Start of GIVEN PASSAGE

(BST是锻炼递归代码的好题目)
1. Binary Search Trees
def. BST
A binary tree where each node has a key:
for every node, the key is larger than all nodes in left subtree, smaller than all nodes in right subtree.
Fields: key, val, left, right
Implementation
An inner class of BST nodes:
private class Node{
private Key key;
private Value val;
private Node left, right;
public Node(Key k, Value v){...}
}
skeleton implementation of BST:
public class BST<Key implements Comparable<Key>, Value>{
private Node root;
private class Node{...}
public Value get(Key k){...}
public void put(Key k, Value v){}
public void delete(Key k){}
public Iterable<Key> iterator(){}
}
search
recursive version:
(或者把这个函数写到Node类里面也可以. )
private Value get(Node nd, Key k){
if(nd==null) return null; // search miss
int cmp = k.compareTo(nd.key);
if(cmp==0) return nd.val; // search hit
else if (cmp>0) return get(nd.right, k);
else return get(nd.left, k);
}
non-recursive version:
public Value get(Key k){
Node nd=root;
while(root!=null){
int cmp = k.compareTo(nd.key);
if (cmp==0) return nd.val;
else if(cmp>0) nd = nd.right;
else nd = nd.left;
}
return null;
}
insert
recursive version:
(注意这个recursive函数的返回值不是void! 这里是一个trick: 返回的是在分叉以前的那个节点)
private Node put(Node nd, Key k, Value v){
if(nd==null) return new Node(k, v);
int cmp = k.compareTo(nd.key);
if(cmp==0) nd.val = v;
else if(cmp>0) nd.right = put(nd.right, k, v);
else nd.left = put(nd.left, k, v);
return nd;
}
non-recursive version:
不如递归版本优美...

End of GIVEN PASSAGE
Start of RECORD EXCERPTS

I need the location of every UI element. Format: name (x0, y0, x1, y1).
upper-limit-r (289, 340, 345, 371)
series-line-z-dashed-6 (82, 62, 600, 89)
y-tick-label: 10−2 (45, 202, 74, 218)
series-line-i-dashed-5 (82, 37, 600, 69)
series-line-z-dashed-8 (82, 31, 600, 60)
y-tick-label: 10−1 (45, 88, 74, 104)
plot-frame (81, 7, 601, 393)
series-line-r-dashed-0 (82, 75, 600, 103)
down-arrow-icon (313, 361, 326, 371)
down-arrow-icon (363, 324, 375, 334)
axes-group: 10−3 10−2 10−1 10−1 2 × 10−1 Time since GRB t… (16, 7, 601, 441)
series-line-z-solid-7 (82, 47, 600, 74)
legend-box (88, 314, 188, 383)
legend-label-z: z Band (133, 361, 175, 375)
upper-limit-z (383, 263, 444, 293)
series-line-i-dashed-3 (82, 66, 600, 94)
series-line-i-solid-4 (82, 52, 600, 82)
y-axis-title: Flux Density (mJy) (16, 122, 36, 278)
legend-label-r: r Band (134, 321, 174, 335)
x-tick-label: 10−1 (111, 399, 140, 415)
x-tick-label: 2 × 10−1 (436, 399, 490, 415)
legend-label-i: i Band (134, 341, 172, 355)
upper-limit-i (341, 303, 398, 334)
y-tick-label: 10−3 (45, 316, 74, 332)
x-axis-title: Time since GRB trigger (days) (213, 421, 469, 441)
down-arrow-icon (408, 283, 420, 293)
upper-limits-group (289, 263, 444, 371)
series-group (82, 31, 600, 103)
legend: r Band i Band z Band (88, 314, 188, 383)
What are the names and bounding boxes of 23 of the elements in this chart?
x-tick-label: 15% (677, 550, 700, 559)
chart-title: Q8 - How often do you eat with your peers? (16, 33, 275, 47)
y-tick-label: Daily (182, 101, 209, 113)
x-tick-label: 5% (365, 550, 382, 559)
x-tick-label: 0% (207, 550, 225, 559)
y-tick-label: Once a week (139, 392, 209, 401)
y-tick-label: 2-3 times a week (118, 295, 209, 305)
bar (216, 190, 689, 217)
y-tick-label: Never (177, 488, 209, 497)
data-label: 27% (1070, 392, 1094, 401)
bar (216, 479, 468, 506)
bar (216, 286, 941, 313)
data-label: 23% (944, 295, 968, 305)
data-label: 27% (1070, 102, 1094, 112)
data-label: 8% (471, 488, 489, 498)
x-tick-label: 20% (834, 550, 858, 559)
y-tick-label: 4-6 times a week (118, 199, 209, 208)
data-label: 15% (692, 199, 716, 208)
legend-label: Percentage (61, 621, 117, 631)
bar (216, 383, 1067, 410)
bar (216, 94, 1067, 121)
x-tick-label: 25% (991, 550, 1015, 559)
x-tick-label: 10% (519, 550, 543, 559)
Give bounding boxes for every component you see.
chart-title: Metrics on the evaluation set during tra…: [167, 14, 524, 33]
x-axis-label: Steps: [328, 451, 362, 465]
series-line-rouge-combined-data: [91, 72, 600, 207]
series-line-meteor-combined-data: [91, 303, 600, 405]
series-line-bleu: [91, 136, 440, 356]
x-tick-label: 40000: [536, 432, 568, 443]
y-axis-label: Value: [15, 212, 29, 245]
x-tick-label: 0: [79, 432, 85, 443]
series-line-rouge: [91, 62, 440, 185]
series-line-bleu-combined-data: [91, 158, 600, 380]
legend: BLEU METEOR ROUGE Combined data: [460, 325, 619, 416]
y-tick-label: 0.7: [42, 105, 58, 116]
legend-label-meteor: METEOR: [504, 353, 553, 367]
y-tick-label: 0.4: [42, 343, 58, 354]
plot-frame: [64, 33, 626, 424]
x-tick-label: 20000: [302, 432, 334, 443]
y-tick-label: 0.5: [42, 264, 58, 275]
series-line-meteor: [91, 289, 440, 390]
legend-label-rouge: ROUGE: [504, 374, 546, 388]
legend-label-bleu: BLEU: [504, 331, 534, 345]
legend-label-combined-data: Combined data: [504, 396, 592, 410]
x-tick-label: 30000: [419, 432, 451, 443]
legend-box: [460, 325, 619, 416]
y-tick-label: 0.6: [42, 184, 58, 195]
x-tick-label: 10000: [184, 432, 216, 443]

End of RECORD EXCERPTS

● **EXERCISES**
**a)** Write out the passage of the binary search tree notes between "1. Binary Search" and "in right subtree.", inclusive.
**b)** Pull out the lines of the stored entries from the first line through the line holding "series-line-i-solid-4 (82, 52, 600, 82)", inclusive, and reproduce them unchanged.

● **FULL SOLUTIONS**
**a)**
1. Binary Search Trees
def. BST
A binary tree where each node has a key:
for every node, the key is larger than all nodes in left subtree, smaller than all nodes in right subtree.

**b)**
I need the location of every UI element. Format: name (x0, y0, x1, y1).
upper-limit-r (289, 340, 345, 371)
series-line-z-dashed-6 (82, 62, 600, 89)
y-tick-label: 10−2 (45, 202, 74, 218)
series-line-i-dashed-5 (82, 37, 600, 69)
series-line-z-dashed-8 (82, 31, 600, 60)
y-tick-label: 10−1 (45, 88, 74, 104)
plot-frame (81, 7, 601, 393)
series-line-r-dashed-0 (82, 75, 600, 103)
down-arrow-icon (313, 361, 326, 371)
down-arrow-icon (363, 324, 375, 334)
axes-group: 10−3 10−2 10−1 10−1 2 × 10−1 Time since GRB t… (16, 7, 601, 441)
series-line-z-solid-7 (82, 47, 600, 74)
legend-box (88, 314, 188, 383)
legend-label-z: z Band (133, 361, 175, 375)
upper-limit-z (383, 263, 444, 293)
series-line-i-dashed-3 (82, 66, 600, 94)
series-line-i-solid-4 (82, 52, 600, 82)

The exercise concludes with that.